■ **Exercise**
Copy the lines of the data below verbatim, from the start of the data down through the line that contains "table-row: No. 4- - - - -9.5", including that line.

(Boxed element entries)
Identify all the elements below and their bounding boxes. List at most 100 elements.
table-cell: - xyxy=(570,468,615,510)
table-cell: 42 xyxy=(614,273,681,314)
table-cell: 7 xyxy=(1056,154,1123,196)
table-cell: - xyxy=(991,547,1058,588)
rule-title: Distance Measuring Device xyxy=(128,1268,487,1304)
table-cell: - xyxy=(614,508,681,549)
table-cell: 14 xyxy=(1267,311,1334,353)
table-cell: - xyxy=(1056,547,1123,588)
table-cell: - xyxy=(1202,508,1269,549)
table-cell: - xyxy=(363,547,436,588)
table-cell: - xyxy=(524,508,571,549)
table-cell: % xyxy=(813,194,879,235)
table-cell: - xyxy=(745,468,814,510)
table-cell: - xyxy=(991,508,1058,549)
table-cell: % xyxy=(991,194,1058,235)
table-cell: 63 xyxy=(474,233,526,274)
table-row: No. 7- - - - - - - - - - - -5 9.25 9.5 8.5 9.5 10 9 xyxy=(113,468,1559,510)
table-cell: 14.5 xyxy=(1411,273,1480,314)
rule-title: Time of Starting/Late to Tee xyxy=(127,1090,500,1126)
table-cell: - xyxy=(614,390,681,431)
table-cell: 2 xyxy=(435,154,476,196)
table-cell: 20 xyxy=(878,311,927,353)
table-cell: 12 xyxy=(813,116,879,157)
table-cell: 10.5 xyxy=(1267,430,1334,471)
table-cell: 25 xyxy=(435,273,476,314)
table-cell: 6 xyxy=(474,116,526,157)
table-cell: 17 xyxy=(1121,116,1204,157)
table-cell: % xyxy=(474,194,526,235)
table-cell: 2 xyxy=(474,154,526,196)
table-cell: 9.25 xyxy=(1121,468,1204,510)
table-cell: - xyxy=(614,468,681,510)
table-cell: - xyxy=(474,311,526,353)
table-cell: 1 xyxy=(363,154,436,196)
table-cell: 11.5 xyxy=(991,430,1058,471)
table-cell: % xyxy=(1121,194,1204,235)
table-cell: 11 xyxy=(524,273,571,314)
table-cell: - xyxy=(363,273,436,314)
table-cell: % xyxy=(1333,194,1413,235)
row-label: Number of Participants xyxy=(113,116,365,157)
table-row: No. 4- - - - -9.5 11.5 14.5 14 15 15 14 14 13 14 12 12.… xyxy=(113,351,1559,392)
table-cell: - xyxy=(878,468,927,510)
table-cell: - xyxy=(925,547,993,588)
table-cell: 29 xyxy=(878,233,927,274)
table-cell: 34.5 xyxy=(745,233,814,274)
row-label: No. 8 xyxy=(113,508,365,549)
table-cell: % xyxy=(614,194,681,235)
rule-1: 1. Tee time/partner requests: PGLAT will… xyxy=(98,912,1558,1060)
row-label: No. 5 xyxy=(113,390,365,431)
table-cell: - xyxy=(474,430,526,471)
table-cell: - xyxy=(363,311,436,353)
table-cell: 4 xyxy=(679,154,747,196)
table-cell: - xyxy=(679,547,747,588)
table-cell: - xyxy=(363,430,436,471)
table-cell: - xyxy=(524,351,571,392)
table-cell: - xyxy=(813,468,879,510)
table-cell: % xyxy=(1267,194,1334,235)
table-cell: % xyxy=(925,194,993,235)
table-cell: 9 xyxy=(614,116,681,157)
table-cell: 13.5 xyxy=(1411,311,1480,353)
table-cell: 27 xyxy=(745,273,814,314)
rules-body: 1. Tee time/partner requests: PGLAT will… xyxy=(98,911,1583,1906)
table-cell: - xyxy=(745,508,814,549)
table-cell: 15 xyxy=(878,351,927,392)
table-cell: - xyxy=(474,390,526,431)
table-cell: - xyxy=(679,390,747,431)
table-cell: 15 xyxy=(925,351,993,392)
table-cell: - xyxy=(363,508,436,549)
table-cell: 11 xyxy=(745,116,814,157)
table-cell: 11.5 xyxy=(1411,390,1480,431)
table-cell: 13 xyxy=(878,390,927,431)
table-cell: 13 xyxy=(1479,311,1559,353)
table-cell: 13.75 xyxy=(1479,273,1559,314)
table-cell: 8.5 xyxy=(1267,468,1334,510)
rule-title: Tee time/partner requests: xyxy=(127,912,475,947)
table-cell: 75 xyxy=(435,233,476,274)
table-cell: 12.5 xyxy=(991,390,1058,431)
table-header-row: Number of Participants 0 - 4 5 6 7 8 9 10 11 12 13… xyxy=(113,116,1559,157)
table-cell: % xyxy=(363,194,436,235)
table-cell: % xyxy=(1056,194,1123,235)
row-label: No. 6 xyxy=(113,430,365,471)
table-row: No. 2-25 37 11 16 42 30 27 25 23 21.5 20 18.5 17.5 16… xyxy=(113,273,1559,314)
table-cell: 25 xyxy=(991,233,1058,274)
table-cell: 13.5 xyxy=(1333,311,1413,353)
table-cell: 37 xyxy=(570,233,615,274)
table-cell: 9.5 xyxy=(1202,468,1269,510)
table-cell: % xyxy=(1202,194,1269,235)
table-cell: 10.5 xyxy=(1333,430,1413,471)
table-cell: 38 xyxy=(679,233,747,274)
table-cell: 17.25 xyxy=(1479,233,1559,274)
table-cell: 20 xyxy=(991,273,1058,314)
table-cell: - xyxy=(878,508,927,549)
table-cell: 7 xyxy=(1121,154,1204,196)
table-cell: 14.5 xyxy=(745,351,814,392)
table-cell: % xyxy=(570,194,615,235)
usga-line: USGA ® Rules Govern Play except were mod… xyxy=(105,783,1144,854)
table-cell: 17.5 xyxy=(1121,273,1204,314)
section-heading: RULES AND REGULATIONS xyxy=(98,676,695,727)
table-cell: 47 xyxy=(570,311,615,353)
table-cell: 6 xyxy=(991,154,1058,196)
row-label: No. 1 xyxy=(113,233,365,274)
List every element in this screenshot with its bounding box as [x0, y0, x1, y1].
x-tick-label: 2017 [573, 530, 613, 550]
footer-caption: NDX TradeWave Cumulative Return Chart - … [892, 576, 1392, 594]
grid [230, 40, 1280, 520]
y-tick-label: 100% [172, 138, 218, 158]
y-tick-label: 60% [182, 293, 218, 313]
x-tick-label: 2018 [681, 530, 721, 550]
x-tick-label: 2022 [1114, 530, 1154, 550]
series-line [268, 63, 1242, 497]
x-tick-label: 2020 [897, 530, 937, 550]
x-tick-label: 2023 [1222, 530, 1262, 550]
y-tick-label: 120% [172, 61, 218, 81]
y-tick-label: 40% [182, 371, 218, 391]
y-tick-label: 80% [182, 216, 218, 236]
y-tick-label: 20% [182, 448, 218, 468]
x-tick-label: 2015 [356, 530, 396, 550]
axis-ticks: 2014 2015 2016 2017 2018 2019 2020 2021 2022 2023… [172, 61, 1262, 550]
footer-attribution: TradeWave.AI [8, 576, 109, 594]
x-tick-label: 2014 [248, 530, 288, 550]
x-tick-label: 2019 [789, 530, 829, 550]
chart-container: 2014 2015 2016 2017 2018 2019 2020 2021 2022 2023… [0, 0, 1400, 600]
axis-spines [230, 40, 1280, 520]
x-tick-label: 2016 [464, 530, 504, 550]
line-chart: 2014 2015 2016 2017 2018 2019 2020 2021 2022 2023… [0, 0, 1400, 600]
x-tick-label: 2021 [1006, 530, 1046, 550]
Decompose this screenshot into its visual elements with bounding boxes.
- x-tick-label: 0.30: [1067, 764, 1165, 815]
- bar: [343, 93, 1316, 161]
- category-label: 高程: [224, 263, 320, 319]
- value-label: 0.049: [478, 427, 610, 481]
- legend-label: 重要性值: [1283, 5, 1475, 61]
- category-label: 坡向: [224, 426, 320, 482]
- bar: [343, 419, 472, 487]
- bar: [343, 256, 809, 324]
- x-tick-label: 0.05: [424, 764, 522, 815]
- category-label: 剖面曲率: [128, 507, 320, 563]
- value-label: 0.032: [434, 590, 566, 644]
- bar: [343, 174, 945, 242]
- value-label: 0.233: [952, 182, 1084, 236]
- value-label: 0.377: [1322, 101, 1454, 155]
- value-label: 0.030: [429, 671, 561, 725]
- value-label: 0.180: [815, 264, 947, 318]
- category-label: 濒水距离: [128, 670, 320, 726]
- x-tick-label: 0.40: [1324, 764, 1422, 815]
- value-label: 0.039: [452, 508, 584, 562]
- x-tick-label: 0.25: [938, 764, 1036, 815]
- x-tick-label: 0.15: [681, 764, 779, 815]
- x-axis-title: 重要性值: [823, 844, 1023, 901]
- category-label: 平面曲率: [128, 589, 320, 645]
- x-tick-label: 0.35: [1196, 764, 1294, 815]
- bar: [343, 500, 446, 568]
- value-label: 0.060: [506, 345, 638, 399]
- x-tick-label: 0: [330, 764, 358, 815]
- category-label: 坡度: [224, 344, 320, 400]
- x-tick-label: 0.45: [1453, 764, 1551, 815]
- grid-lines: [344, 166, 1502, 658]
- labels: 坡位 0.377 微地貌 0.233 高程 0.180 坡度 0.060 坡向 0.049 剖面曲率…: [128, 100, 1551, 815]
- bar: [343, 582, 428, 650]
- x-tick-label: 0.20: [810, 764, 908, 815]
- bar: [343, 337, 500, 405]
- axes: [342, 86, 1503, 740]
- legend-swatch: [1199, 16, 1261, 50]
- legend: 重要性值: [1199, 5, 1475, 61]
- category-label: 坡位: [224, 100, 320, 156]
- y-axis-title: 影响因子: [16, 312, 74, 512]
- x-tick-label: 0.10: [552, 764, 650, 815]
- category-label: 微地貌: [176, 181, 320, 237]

■ **Written answer**
Identify all the elements below and their bounding boxes. List at most 100 elements.
table-cell: - xyxy=(570,468,615,510)
table-cell: 42 xyxy=(614,273,681,314)
table-cell: 7 xyxy=(1056,154,1123,196)
table-cell: - xyxy=(991,547,1058,588)
rule-title: Distance Measuring Device xyxy=(128,1268,487,1304)
table-cell: - xyxy=(614,508,681,549)
table-cell: 14 xyxy=(1267,311,1334,353)
table-cell: - xyxy=(1056,547,1123,588)
table-cell: - xyxy=(1202,508,1269,549)
table-cell: - xyxy=(363,547,436,588)
table-cell: - xyxy=(524,508,571,549)
table-cell: % xyxy=(813,194,879,235)
table-cell: - xyxy=(745,468,814,510)
table-cell: - xyxy=(991,508,1058,549)
table-cell: % xyxy=(991,194,1058,235)
table-cell: 63 xyxy=(474,233,526,274)
table-row: No. 7- - - - - - - - - - - -5 9.25 9.5 8.5 9.5 10 9 xyxy=(113,468,1559,510)
table-cell: 14.5 xyxy=(1411,273,1480,314)
rule-title: Time of Starting/Late to Tee xyxy=(127,1090,500,1126)
table-cell: - xyxy=(614,390,681,431)
table-cell: 2 xyxy=(435,154,476,196)
table-cell: 20 xyxy=(878,311,927,353)
table-cell: 12 xyxy=(813,116,879,157)
table-cell: 10.5 xyxy=(1267,430,1334,471)
table-cell: 25 xyxy=(435,273,476,314)
table-cell: 6 xyxy=(474,116,526,157)
table-cell: 17 xyxy=(1121,116,1204,157)
table-cell: % xyxy=(474,194,526,235)
table-cell: 2 xyxy=(474,154,526,196)
table-cell: 9.25 xyxy=(1121,468,1204,510)
table-cell: - xyxy=(614,468,681,510)
table-cell: - xyxy=(474,311,526,353)
table-cell: 1 xyxy=(363,154,436,196)
table-cell: 11.5 xyxy=(991,430,1058,471)
table-cell: % xyxy=(1121,194,1204,235)
table-cell: 11 xyxy=(524,273,571,314)
table-cell: - xyxy=(363,273,436,314)
table-cell: % xyxy=(1333,194,1413,235)
row-label: Number of Participants xyxy=(113,116,365,157)
table-row: No. 4- - - - -9.5 11.5 14.5 14 15 15 14 14 13 14 12 12.… xyxy=(113,351,1559,392)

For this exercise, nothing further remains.